- _What to work on_: Go through the listing and pick out each line with the word "Pesquisar" in it.

--------------------

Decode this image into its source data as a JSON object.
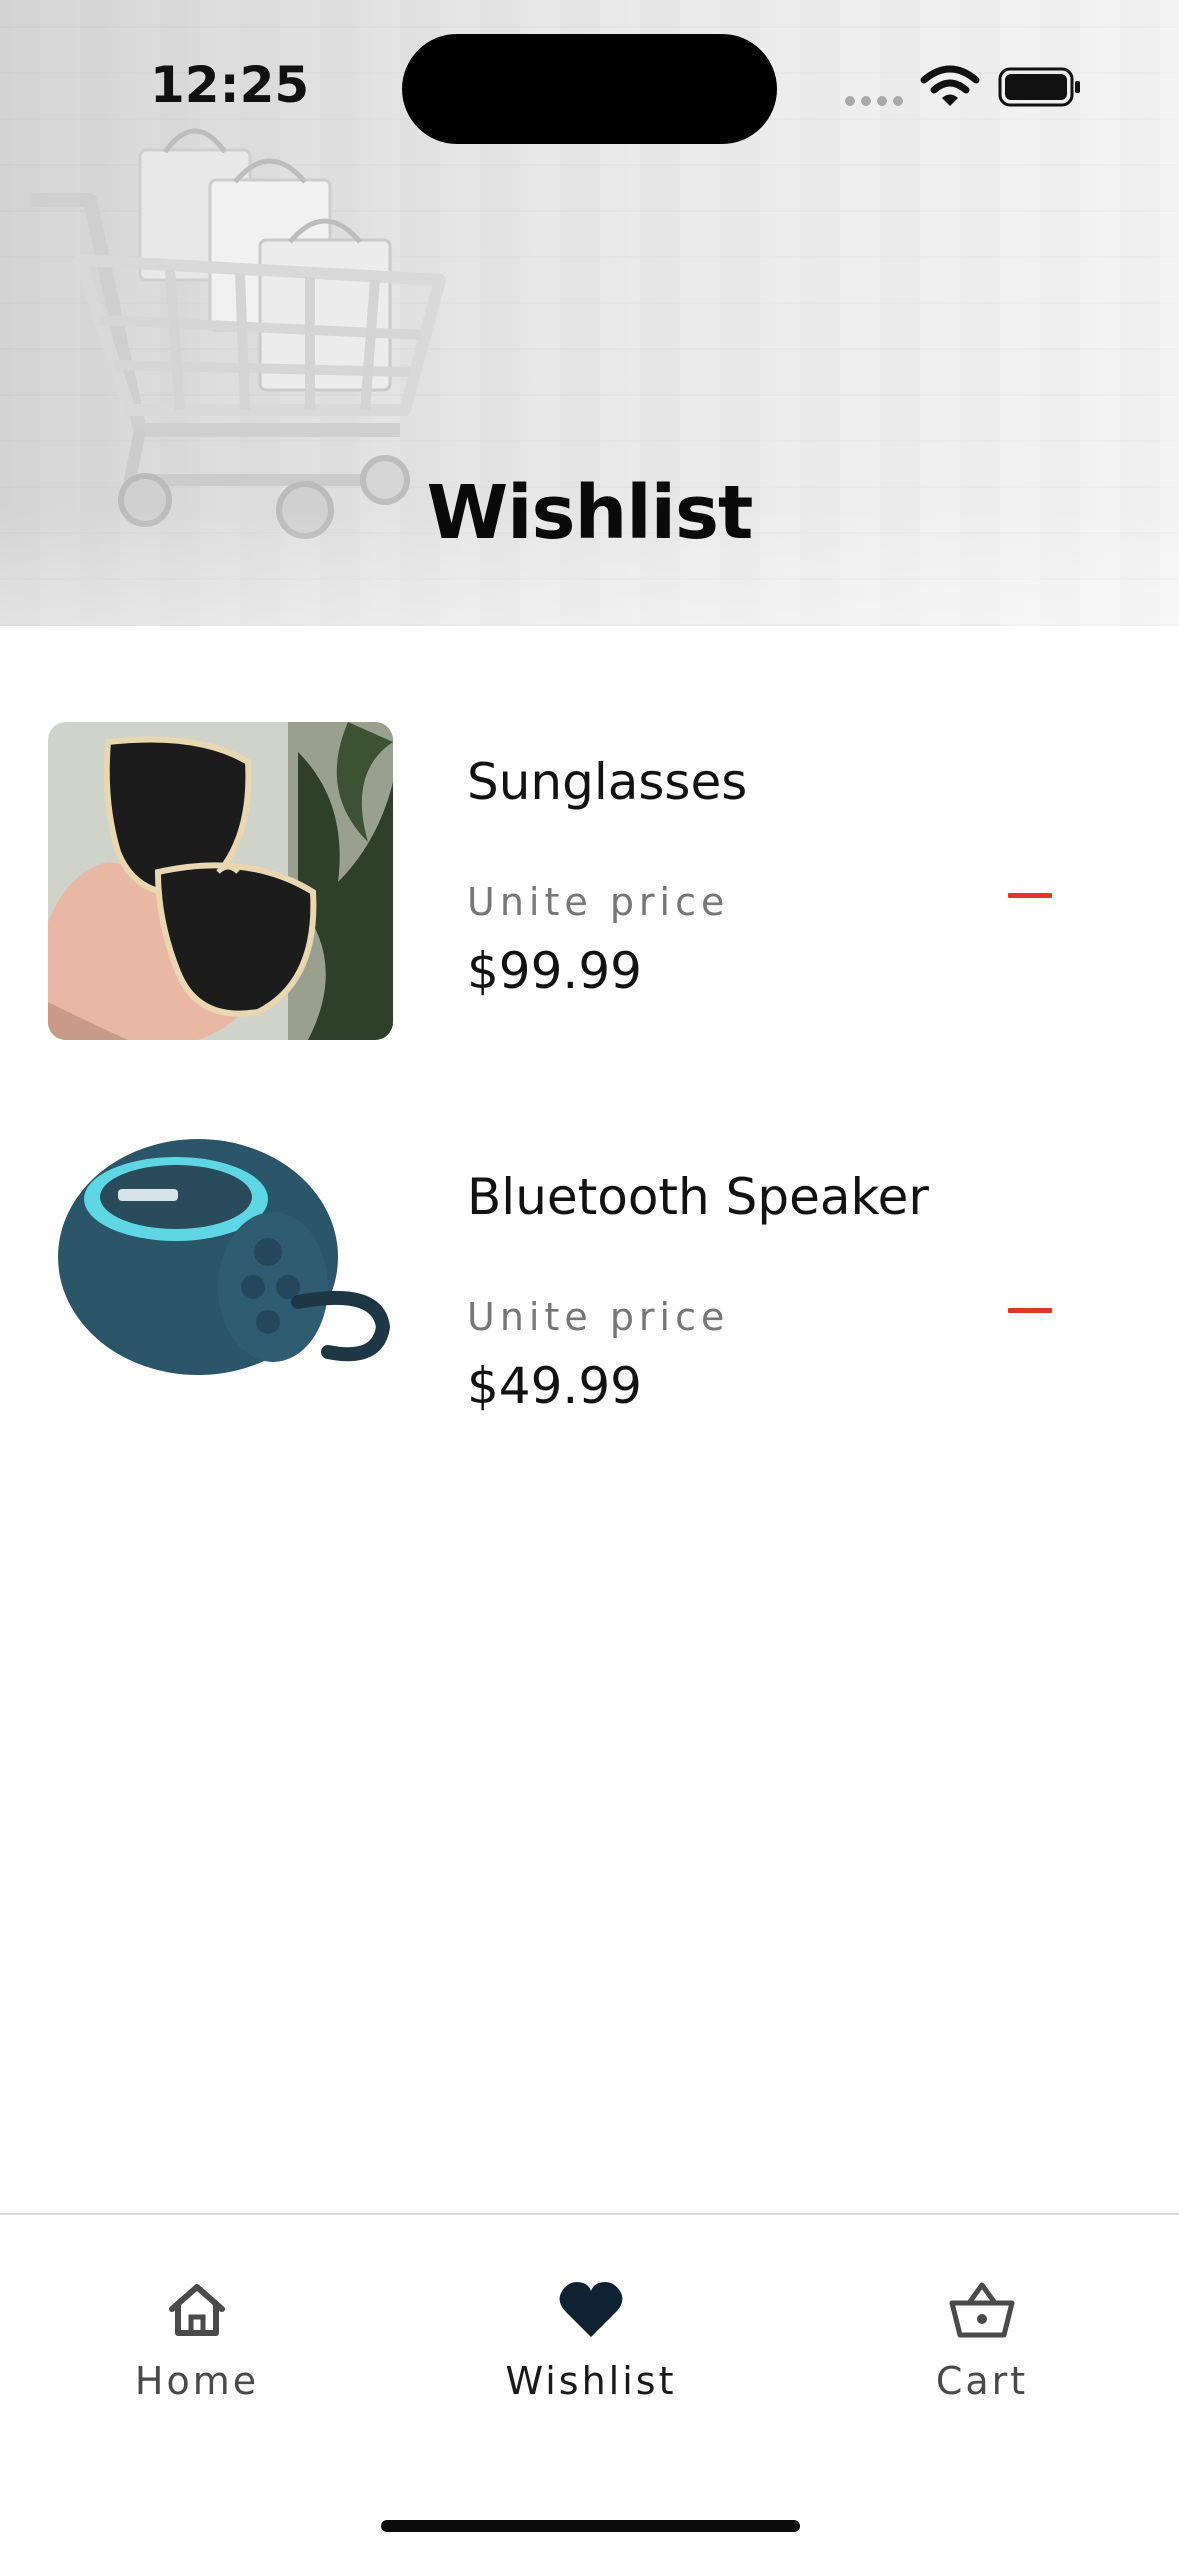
{
  "status_bar": {
    "time": "12:25"
  },
  "header": {
    "title": "Wishlist"
  },
  "wishlist": {
    "items": [
      {
        "name": "Sunglasses",
        "unit_label": "Unite price",
        "price": "$99.99"
      },
      {
        "name": "Bluetooth Speaker",
        "unit_label": "Unite price",
        "price": "$49.99"
      }
    ]
  },
  "bottom_nav": {
    "items": [
      {
        "label": "Home",
        "icon": "home-icon",
        "active": false
      },
      {
        "label": "Wishlist",
        "icon": "heart-icon",
        "active": true
      },
      {
        "label": "Cart",
        "icon": "basket-icon",
        "active": false
      }
    ]
  },
  "colors": {
    "accent_remove": "#e0392b",
    "nav_active": "#0e2233",
    "text_primary": "#121212",
    "text_muted": "#777777"
  }
}
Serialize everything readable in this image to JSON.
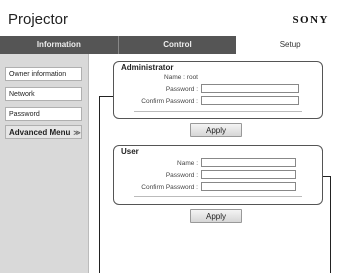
{
  "header": {
    "title": "Projector",
    "brand": "SONY"
  },
  "tabs": [
    {
      "label": "Information"
    },
    {
      "label": "Control"
    },
    {
      "label": "Setup"
    }
  ],
  "sidebar": {
    "items": [
      {
        "label": "Owner information"
      },
      {
        "label": "Network"
      },
      {
        "label": "Password"
      }
    ],
    "advanced_menu": {
      "label": "Advanced Menu",
      "chevron": "≫"
    }
  },
  "administrator": {
    "title": "Administrator",
    "name_label": "Name : root",
    "password_label": "Password :",
    "password_value": "",
    "confirm_label": "Confirm Password :",
    "confirm_value": "",
    "apply_label": "Apply"
  },
  "user": {
    "title": "User",
    "name_label": "Name :",
    "name_value": "",
    "password_label": "Password :",
    "password_value": "",
    "confirm_label": "Confirm Password :",
    "confirm_value": "",
    "apply_label": "Apply"
  }
}
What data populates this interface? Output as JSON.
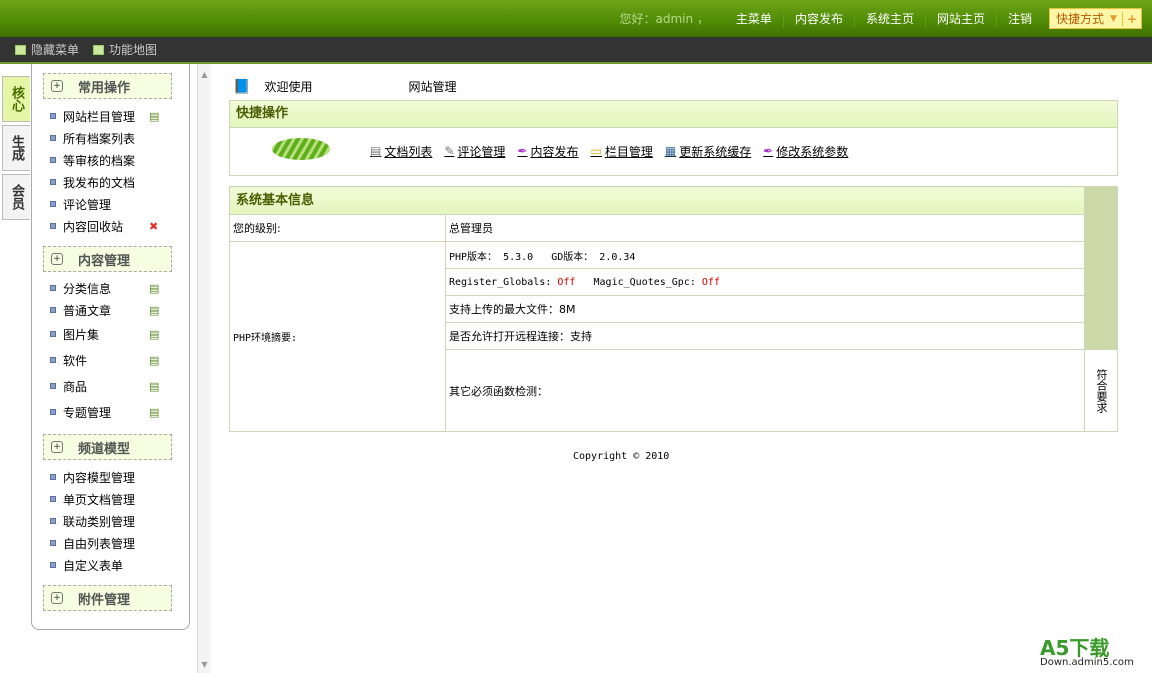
{
  "topnav": {
    "greeting": "您好：admin ，",
    "links": [
      "主菜单",
      "内容发布",
      "系统主页",
      "网站主页",
      "注销"
    ],
    "shortcut": "快捷方式"
  },
  "toolbar": {
    "hide_menu": "隐藏菜单",
    "sitemap": "功能地图"
  },
  "tabs": [
    "核心",
    "生成",
    "会员"
  ],
  "menu": [
    {
      "title": "常用操作",
      "items": [
        "网站栏目管理",
        "所有档案列表",
        "等审核的档案",
        "我发布的文档",
        "评论管理",
        "内容回收站"
      ]
    },
    {
      "title": "内容管理",
      "items": [
        "分类信息",
        "普通文章",
        "图片集",
        "软件",
        "商品",
        "专题管理"
      ]
    },
    {
      "title": "频道模型",
      "items": [
        "内容模型管理",
        "单页文档管理",
        "联动类别管理",
        "自由列表管理",
        "自定义表单"
      ]
    },
    {
      "title": "附件管理",
      "items": []
    }
  ],
  "welcome": {
    "text": "欢迎使用",
    "title": "网站管理"
  },
  "quick": {
    "title": "快捷操作",
    "links": [
      "文档列表",
      "评论管理",
      "内容发布",
      "栏目管理",
      "更新系统缓存",
      "修改系统参数"
    ]
  },
  "sysinfo": {
    "title": "系统基本信息",
    "level_label": "您的级别:",
    "level": "总管理员",
    "php_label": "PHP环境摘要:",
    "php_ver": "PHP版本： 5.3.0   GD版本： 2.0.34",
    "rg_label": "Register_Globals:",
    "rg": "Off",
    "mq_label": "Magic_Quotes_Gpc:",
    "mq": "Off",
    "upload": "支持上传的最大文件：8M",
    "remote": "是否允许打开远程连接：支持",
    "funcs": "其它必须函数检测：",
    "funcs_result": "符合要求"
  },
  "copyright": "Copyright © 2010",
  "watermark": {
    "a": "A5下载",
    "b": "Down.admin5.com"
  }
}
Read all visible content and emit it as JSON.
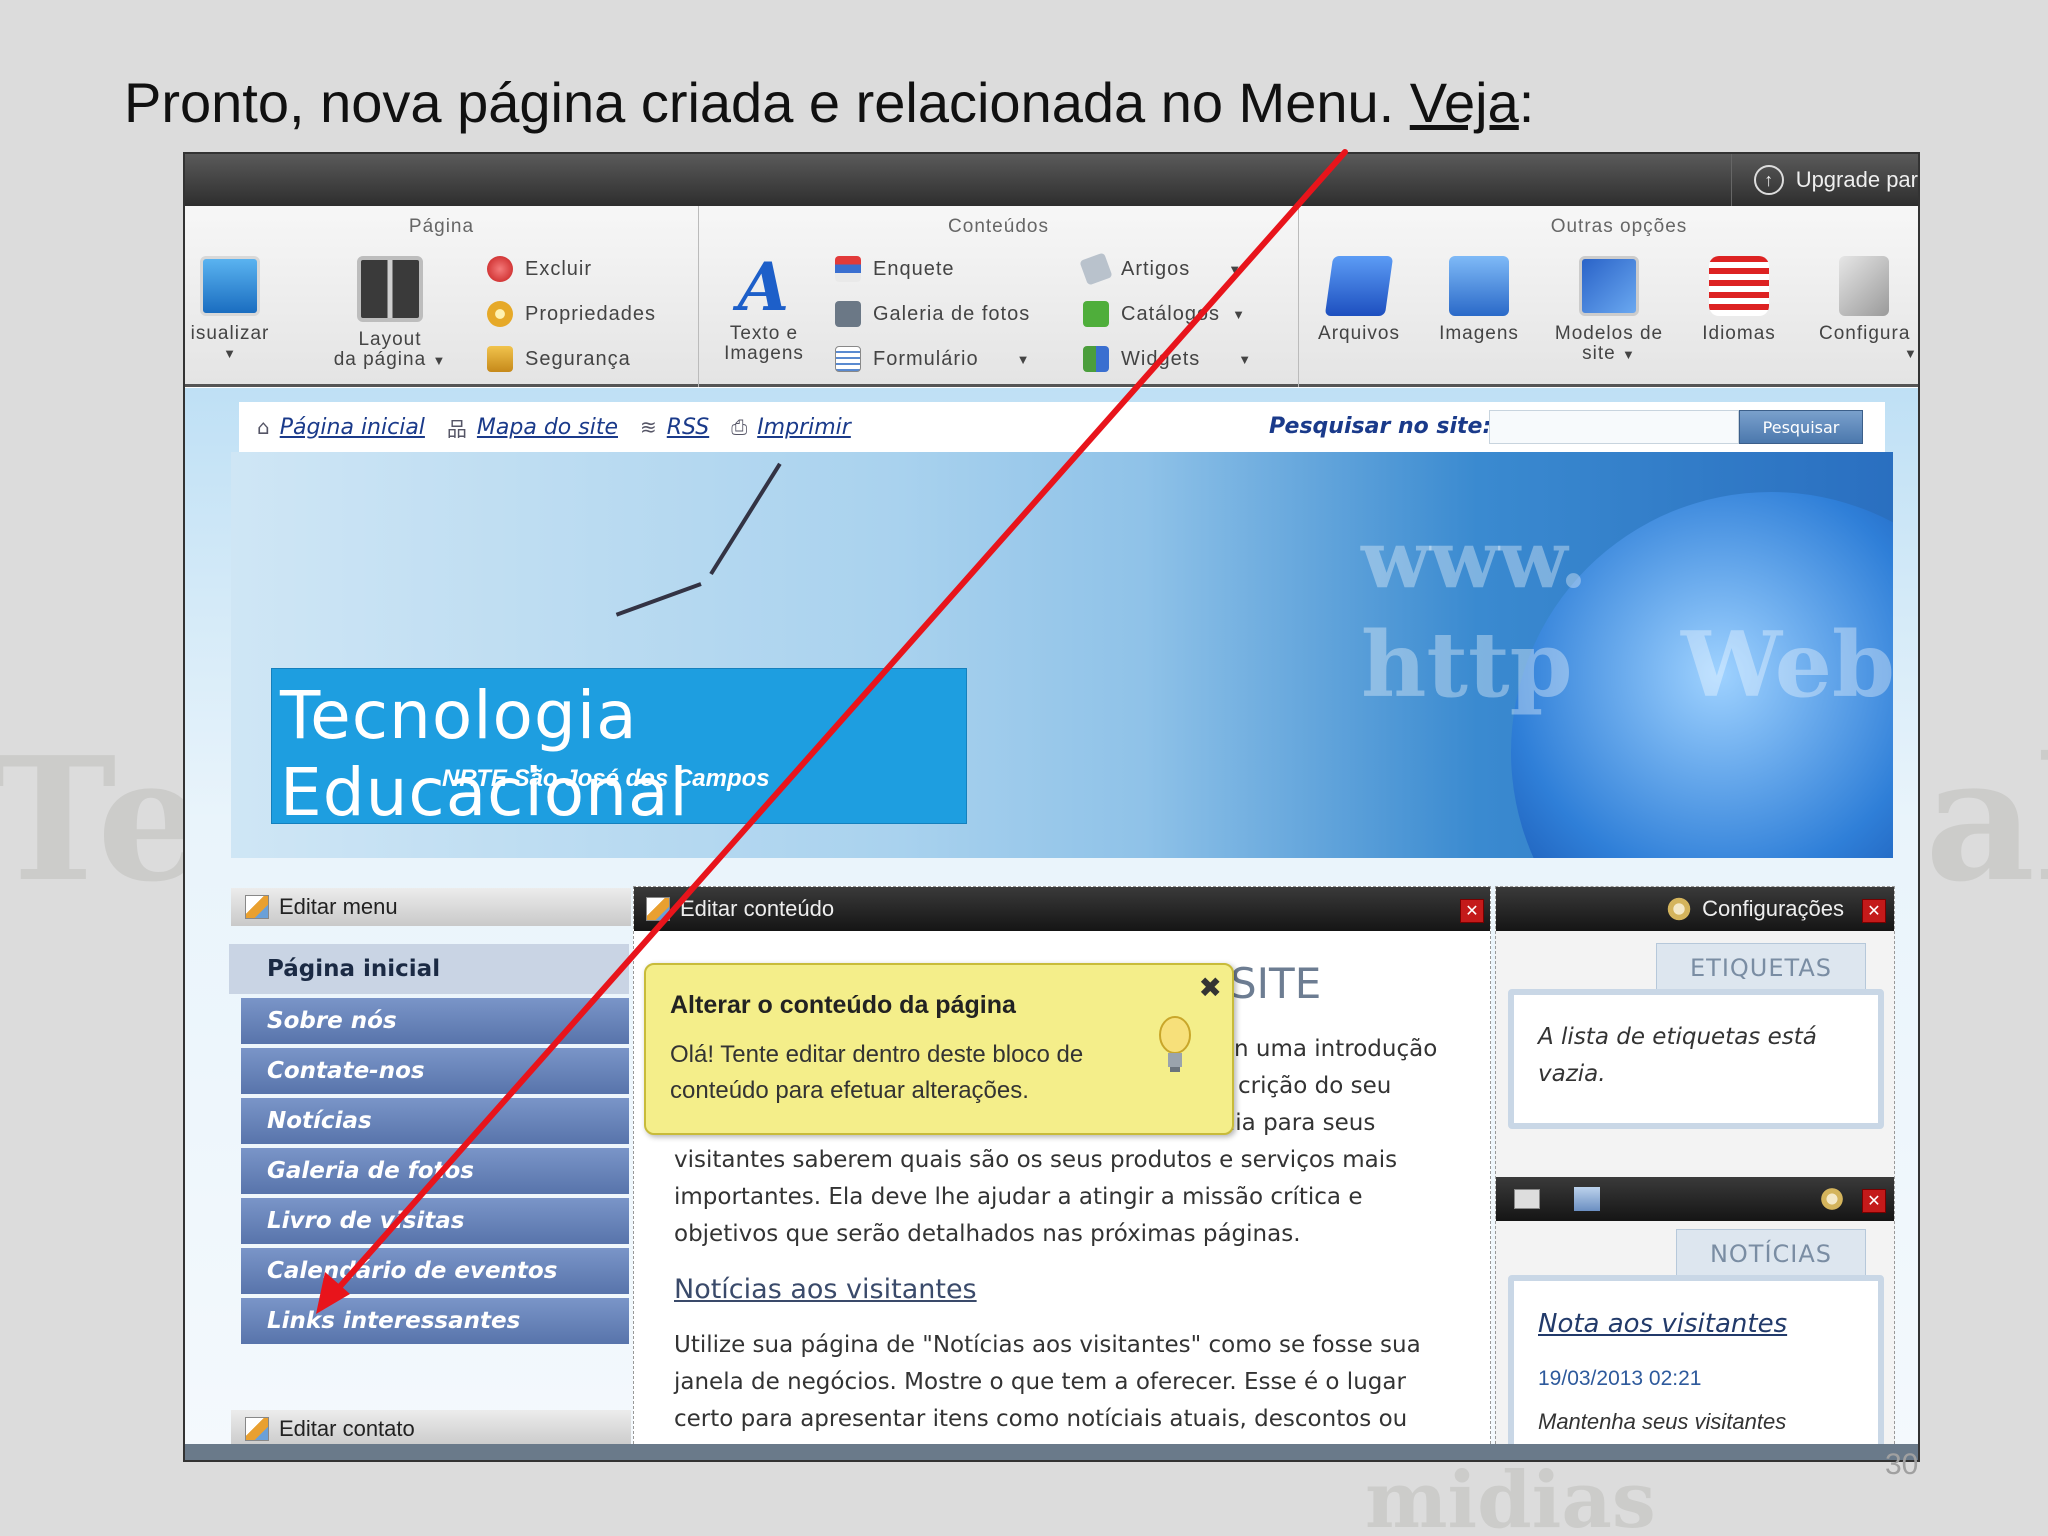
{
  "slide": {
    "title_prefix": "Pronto, nova página criada e relacionada no Menu. ",
    "title_link": "Veja",
    "title_suffix": ":",
    "page_number": "30",
    "background_words": [
      "Te",
      "al",
      "midias"
    ]
  },
  "cms": {
    "upgrade_label": "Upgrade par",
    "ribbon": {
      "groups": [
        {
          "title": "Página"
        },
        {
          "title": "Conteúdos"
        },
        {
          "title": "Outras opções"
        }
      ],
      "visualizar": "isualizar",
      "layout_line1": "Layout",
      "layout_line2": "da página",
      "excluir": "Excluir",
      "propriedades": "Propriedades",
      "seguranca": "Segurança",
      "texto_line1": "Texto e",
      "texto_line2": "Imagens",
      "enquete": "Enquete",
      "galeria_fotos": "Galeria de fotos",
      "formulario": "Formulário",
      "artigos": "Artigos",
      "catalogos": "Catálogos",
      "widgets": "Widgets",
      "arquivos": "Arquivos",
      "imagens": "Imagens",
      "modelos_line1": "Modelos de",
      "modelos_line2": "site",
      "idiomas": "Idiomas",
      "configuracoes": "Configura"
    }
  },
  "site": {
    "nav": {
      "home": "Página inicial",
      "sitemap": "Mapa do site",
      "rss": "RSS",
      "print": "Imprimir",
      "search_label": "Pesquisar no site:",
      "search_value": "",
      "search_button": "Pesquisar"
    },
    "banner": {
      "title": "Tecnologia Educacional",
      "subtitle": "NRTE São José dos Campos",
      "watermark1": "www.",
      "watermark2": "http",
      "watermark3": "Web"
    },
    "edit_menu_label": "Editar menu",
    "edit_contact_label": "Editar contato",
    "menu_items": [
      "Página inicial",
      "Sobre nós",
      "Contate-nos",
      "Notícias",
      "Galeria de fotos",
      "Livro de visitas",
      "Calendário de eventos",
      "Links interessantes"
    ],
    "content": {
      "edit_label": "Editar conteúdo",
      "heading_fragment": "SITE",
      "partial_line1": "n uma introdução",
      "partial_line2": "crição do seu",
      "partial_line3": "projeto, objetivos e metas. Ela deverá ser um guia para seus",
      "para_lines": [
        "visitantes saberem quais são os seus produtos e serviços mais",
        "importantes. Ela deve lhe ajudar a atingir a missão crítica e",
        "objetivos que serão detalhados nas próximas páginas."
      ],
      "news_heading": "Notícias aos visitantes",
      "news_lines": [
        "Utilize sua página de \"Notícias aos visitantes\" como se fosse sua",
        "janela de negócios. Mostre o que tem a oferecer. Esse é o lugar",
        "certo para apresentar itens como notíciais atuais, descontos ou"
      ]
    },
    "tooltip": {
      "title": "Alterar o conteúdo da página",
      "body": "Olá! Tente editar dentro deste bloco de conteúdo para efetuar alterações.",
      "close": "✖"
    },
    "sidebar": {
      "config_label": "Configurações",
      "tags_title": "ETIQUETAS",
      "tags_empty": "A lista de etiquetas está vazia.",
      "news_title": "NOTÍCIAS",
      "news_item_title": "Nota aos visitantes",
      "news_item_date": "19/03/2013 02:21",
      "news_item_excerpt": "Mantenha seus visitantes"
    }
  },
  "colors": {
    "annotation_arrow": "#e8141b",
    "menu_item": "#5f7bb1",
    "tooltip_bg": "#f4ee8a",
    "banner_title_bg": "#1e9ee0"
  }
}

--------------------

- _The output_:
      "search_label": "Pesquisar no site:",
      "search_button": "Pesquisar"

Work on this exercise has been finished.